▸ **Entries taken from a collection**:
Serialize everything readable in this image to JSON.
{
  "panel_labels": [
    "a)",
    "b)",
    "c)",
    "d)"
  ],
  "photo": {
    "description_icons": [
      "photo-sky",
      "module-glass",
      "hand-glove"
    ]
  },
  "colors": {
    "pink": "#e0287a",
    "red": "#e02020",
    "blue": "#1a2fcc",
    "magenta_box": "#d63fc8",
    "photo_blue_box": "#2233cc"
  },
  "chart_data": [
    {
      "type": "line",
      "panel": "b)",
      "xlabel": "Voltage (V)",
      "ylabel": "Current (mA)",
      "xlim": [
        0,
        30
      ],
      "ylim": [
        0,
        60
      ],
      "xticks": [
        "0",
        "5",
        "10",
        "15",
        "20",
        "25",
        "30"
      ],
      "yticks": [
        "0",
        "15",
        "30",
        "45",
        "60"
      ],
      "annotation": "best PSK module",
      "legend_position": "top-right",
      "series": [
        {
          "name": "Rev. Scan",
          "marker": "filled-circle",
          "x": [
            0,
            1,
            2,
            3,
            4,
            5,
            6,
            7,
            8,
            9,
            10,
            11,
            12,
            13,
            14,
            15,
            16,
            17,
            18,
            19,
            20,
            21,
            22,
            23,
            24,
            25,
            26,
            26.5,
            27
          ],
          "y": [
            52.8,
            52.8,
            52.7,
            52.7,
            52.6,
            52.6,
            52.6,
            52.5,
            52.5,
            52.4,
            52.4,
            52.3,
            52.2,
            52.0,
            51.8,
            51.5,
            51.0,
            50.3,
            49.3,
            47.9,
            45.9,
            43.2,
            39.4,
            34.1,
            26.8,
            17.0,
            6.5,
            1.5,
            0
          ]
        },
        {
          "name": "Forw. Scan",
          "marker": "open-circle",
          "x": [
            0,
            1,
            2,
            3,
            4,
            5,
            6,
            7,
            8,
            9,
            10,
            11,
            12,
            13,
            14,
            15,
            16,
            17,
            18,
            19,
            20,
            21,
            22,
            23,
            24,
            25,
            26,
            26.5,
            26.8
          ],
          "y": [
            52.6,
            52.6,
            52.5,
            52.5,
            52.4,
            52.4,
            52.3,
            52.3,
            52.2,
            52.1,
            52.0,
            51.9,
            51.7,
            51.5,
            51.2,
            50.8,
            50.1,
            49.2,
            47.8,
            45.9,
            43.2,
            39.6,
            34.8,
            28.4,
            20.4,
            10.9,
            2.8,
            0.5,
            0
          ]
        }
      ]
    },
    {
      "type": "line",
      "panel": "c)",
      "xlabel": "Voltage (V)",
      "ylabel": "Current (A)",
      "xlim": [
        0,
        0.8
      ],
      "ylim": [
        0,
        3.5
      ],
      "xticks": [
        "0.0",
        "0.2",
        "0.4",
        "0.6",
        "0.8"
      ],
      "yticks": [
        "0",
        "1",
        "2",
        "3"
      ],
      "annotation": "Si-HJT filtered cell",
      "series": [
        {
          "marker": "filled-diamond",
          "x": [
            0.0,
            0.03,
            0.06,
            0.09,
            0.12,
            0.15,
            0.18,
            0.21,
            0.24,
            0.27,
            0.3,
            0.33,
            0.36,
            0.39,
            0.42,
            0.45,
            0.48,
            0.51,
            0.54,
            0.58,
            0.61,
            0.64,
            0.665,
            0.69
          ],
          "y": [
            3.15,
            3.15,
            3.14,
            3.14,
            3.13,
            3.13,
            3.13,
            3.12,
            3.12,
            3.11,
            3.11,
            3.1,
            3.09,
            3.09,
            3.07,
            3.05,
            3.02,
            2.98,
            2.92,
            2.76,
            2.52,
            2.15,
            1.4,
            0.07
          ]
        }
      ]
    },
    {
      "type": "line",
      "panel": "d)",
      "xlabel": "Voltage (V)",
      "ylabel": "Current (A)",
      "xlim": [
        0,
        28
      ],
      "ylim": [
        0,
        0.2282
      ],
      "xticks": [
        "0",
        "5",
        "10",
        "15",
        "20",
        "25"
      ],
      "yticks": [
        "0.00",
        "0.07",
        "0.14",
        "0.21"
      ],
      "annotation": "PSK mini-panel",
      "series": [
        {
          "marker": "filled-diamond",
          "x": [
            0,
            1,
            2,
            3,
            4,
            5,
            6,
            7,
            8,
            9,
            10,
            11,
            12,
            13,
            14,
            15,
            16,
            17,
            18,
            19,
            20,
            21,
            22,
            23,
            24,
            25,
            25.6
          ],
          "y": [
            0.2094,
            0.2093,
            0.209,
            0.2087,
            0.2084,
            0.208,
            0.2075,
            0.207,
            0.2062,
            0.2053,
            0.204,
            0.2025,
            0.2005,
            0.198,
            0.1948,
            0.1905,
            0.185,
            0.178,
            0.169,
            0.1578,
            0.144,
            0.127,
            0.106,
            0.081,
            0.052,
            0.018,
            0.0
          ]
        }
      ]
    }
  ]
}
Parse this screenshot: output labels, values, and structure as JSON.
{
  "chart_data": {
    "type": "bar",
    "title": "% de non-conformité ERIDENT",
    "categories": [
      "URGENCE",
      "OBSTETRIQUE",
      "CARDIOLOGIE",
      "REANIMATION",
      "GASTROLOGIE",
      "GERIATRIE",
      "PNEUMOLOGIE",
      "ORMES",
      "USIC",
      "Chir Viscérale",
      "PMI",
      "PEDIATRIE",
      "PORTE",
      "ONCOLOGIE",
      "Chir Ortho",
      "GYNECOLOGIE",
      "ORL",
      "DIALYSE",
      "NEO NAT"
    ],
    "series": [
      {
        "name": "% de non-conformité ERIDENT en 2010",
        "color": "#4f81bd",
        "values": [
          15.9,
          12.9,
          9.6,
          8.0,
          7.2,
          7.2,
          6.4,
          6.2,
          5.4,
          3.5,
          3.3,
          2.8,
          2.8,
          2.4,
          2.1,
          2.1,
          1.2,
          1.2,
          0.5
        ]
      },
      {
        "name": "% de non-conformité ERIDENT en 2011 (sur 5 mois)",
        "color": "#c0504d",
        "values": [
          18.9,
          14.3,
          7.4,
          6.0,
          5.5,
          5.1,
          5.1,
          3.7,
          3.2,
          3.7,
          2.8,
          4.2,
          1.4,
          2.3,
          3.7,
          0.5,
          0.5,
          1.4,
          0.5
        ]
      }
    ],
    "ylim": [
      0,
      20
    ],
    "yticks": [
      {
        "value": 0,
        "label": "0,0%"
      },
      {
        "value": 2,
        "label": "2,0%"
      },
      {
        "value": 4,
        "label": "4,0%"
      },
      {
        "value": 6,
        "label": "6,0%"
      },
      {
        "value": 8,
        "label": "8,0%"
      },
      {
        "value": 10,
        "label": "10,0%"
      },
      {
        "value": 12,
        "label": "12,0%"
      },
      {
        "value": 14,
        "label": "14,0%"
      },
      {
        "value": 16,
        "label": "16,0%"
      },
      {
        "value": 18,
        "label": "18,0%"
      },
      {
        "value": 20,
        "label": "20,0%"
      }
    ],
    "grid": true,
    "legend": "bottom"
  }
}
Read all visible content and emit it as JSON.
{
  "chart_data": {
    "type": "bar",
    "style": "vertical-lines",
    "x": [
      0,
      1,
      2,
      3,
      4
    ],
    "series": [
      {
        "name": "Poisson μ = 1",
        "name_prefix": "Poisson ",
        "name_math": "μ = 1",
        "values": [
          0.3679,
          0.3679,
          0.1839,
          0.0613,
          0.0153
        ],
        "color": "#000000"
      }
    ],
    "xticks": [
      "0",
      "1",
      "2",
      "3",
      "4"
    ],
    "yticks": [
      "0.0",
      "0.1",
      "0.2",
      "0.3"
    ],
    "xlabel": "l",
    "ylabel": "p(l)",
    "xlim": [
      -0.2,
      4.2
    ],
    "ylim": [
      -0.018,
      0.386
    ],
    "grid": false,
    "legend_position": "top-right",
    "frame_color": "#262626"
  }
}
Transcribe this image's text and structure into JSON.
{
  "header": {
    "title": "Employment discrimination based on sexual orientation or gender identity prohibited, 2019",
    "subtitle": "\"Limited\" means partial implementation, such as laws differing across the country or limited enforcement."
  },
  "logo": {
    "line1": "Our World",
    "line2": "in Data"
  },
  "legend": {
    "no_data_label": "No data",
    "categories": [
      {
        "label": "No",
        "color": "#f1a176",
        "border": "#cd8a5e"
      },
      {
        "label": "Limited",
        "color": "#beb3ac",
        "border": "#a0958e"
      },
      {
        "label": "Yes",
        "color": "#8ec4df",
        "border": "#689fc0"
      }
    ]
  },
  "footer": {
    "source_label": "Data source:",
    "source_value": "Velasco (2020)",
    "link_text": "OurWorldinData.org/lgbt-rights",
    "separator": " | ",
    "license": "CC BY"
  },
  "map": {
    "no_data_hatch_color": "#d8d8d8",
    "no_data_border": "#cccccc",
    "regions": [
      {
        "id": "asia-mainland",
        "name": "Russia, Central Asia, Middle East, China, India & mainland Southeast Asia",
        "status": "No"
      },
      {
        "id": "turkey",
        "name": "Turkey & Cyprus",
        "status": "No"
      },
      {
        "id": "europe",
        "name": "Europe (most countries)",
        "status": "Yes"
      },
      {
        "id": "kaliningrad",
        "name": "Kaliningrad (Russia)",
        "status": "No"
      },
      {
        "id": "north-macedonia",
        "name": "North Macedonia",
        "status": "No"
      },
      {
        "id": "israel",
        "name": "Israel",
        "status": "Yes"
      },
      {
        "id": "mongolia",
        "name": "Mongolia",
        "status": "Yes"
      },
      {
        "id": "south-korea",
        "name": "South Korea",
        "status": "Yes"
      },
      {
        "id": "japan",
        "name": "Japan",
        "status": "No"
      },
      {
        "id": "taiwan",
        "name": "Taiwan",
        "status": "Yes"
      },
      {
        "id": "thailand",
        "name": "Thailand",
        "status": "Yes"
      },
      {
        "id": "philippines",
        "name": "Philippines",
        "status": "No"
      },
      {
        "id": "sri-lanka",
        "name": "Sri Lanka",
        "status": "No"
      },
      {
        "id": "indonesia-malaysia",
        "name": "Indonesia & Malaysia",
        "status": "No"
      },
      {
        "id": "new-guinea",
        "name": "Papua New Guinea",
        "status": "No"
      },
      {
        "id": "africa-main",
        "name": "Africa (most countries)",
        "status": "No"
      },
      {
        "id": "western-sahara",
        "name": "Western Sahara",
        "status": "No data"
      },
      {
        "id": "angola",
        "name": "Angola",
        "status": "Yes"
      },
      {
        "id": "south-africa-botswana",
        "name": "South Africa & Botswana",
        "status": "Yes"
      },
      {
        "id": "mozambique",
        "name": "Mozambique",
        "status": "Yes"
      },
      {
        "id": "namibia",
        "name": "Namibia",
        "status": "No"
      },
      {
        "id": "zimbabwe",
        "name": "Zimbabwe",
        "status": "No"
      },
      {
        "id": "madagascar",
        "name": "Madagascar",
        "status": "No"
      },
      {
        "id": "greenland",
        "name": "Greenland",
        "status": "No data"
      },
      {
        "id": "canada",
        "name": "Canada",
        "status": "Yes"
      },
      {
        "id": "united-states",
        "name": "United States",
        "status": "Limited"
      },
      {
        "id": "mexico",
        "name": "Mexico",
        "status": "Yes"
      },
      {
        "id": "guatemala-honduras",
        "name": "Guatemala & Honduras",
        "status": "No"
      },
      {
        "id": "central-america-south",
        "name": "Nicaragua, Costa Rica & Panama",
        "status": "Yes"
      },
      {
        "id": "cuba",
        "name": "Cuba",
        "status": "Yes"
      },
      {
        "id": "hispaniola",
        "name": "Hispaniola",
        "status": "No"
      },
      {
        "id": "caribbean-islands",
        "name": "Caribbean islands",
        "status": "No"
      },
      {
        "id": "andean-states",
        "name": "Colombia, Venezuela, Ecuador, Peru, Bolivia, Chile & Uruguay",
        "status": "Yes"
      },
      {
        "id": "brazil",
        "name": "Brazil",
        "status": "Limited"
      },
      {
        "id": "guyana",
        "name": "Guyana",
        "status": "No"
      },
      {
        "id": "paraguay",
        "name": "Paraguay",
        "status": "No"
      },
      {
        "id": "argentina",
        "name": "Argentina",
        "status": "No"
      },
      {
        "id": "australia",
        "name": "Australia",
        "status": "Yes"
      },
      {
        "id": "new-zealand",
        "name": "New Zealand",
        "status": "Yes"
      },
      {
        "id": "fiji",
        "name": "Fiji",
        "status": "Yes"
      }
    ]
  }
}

▸ **Aim of the exercise**: Go through the material line by line. Show each line that contains the string "most".

▸ **Written reply**:
        "name": "Europe (most countries)",
        "name": "Africa (most countries)",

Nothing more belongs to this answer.